MATERIAL FOR THIS EXERCISE:
[Start]

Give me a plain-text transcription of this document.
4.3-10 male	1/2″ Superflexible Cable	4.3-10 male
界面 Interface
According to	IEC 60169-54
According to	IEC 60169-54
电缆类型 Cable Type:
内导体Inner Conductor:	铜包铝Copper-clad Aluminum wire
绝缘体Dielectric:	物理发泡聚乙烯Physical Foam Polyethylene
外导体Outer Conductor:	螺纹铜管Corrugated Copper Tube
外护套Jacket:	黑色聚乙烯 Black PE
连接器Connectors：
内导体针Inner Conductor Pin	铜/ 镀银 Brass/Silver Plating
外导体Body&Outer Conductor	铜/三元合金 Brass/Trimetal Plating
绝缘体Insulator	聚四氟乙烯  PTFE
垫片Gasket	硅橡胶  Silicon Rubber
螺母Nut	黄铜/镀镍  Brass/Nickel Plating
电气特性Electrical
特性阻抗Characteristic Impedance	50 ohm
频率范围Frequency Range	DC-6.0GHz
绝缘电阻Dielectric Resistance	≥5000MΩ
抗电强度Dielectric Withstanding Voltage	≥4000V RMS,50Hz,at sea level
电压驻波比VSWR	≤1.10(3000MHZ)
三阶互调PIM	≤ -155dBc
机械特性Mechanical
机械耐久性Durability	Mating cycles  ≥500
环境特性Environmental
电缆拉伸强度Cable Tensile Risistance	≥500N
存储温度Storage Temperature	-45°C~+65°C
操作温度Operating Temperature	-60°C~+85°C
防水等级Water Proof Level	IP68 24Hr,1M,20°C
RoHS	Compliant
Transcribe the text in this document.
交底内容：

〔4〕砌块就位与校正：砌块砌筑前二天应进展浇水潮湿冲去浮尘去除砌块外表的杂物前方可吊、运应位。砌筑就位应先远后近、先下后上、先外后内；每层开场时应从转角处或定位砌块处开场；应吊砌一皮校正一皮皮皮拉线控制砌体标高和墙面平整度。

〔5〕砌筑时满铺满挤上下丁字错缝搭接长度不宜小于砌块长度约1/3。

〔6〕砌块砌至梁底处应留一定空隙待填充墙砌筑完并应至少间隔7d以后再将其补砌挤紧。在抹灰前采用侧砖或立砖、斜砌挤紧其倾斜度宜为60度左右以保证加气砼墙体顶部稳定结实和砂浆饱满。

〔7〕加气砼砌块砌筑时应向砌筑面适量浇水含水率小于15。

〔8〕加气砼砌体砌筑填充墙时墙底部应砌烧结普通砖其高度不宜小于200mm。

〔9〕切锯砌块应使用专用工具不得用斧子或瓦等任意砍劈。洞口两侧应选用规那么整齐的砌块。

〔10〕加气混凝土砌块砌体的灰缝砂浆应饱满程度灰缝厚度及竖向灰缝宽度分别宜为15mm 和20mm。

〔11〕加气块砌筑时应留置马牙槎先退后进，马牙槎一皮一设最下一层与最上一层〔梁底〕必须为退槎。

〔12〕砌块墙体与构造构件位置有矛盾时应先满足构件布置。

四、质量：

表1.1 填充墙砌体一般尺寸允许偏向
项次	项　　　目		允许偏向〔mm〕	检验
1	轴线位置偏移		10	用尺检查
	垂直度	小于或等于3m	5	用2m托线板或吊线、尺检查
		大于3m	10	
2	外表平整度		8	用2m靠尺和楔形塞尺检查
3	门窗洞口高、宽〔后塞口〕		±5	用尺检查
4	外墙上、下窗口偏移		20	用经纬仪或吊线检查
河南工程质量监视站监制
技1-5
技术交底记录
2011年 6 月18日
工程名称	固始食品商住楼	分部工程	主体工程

[End]

SET TASK:
Quote all of the entries exactly as they appear.

TASK SOLUTION:
Give me a plain-text transcription of this document.
4.3-10 male	1/2″ Superflexible Cable	4.3-10 male
界面 Interface
According to	IEC 60169-54
According to	IEC 60169-54
电缆类型 Cable Type:
内导体Inner Conductor:	铜包铝Copper-clad Aluminum wire
绝缘体Dielectric:	物理发泡聚乙烯Physical Foam Polyethylene
外导体Outer Conductor:	螺纹铜管Corrugated Copper Tube
外护套Jacket:	黑色聚乙烯 Black PE
连接器Connectors：
内导体针Inner Conductor Pin	铜/ 镀银 Brass/Silver Plating
外导体Body&Outer Conductor	铜/三元合金 Brass/Trimetal Plating
绝缘体Insulator	聚四氟乙烯  PTFE
垫片Gasket	硅橡胶  Silicon Rubber
螺母Nut	黄铜/镀镍  Brass/Nickel Plating
电气特性Electrical
特性阻抗Characteristic Impedance	50 ohm
频率范围Frequency Range	DC-6.0GHz
绝缘电阻Dielectric Resistance	≥5000MΩ
抗电强度Dielectric Withstanding Voltage	≥4000V RMS,50Hz,at sea level
电压驻波比VSWR	≤1.10(3000MHZ)
三阶互调PIM	≤ -155dBc
机械特性Mechanical
机械耐久性Durability	Mating cycles  ≥500
环境特性Environmental
电缆拉伸强度Cable Tensile Risistance	≥500N
存储温度Storage Temperature	-45°C~+65°C
操作温度Operating Temperature	-60°C~+85°C
防水等级Water Proof Level	IP68 24Hr,1M,20°C
RoHS	Compliant
Transcribe the text in this document.
交底内容：

〔4〕砌块就位与校正：砌块砌筑前二天应进展浇水潮湿冲去浮尘去除砌块外表的杂物前方可吊、运应位。砌筑就位应先远后近、先下后上、先外后内；每层开场时应从转角处或定位砌块处开场；应吊砌一皮校正一皮皮皮拉线控制砌体标高和墙面平整度。

〔5〕砌筑时满铺满挤上下丁字错缝搭接长度不宜小于砌块长度约1/3。

〔6〕砌块砌至梁底处应留一定空隙待填充墙砌筑完并应至少间隔7d以后再将其补砌挤紧。在抹灰前采用侧砖或立砖、斜砌挤紧其倾斜度宜为60度左右以保证加气砼墙体顶部稳定结实和砂浆饱满。

〔7〕加气砼砌块砌筑时应向砌筑面适量浇水含水率小于15。

〔8〕加气砼砌体砌筑填充墙时墙底部应砌烧结普通砖其高度不宜小于200mm。

〔9〕切锯砌块应使用专用工具不得用斧子或瓦等任意砍劈。洞口两侧应选用规那么整齐的砌块。

〔10〕加气混凝土砌块砌体的灰缝砂浆应饱满程度灰缝厚度及竖向灰缝宽度分别宜为15mm 和20mm。

〔11〕加气块砌筑时应留置马牙槎先退后进，马牙槎一皮一设最下一层与最上一层〔梁底〕必须为退槎。

〔12〕砌块墙体与构造构件位置有矛盾时应先满足构件布置。

四、质量：

表1.1 填充墙砌体一般尺寸允许偏向
项次	项　　　目		允许偏向〔mm〕	检验
1	轴线位置偏移		10	用尺检查
	垂直度	小于或等于3m	5	用2m托线板或吊线、尺检查
		大于3m	10	
2	外表平整度		8	用2m靠尺和楔形塞尺检查
3	门窗洞口高、宽〔后塞口〕		±5	用尺检查
4	外墙上、下窗口偏移		20	用经纬仪或吊线检查
河南工程质量监视站监制
技1-5
技术交底记录
2011年 6 月18日
工程名称	固始食品商住楼	分部工程	主体工程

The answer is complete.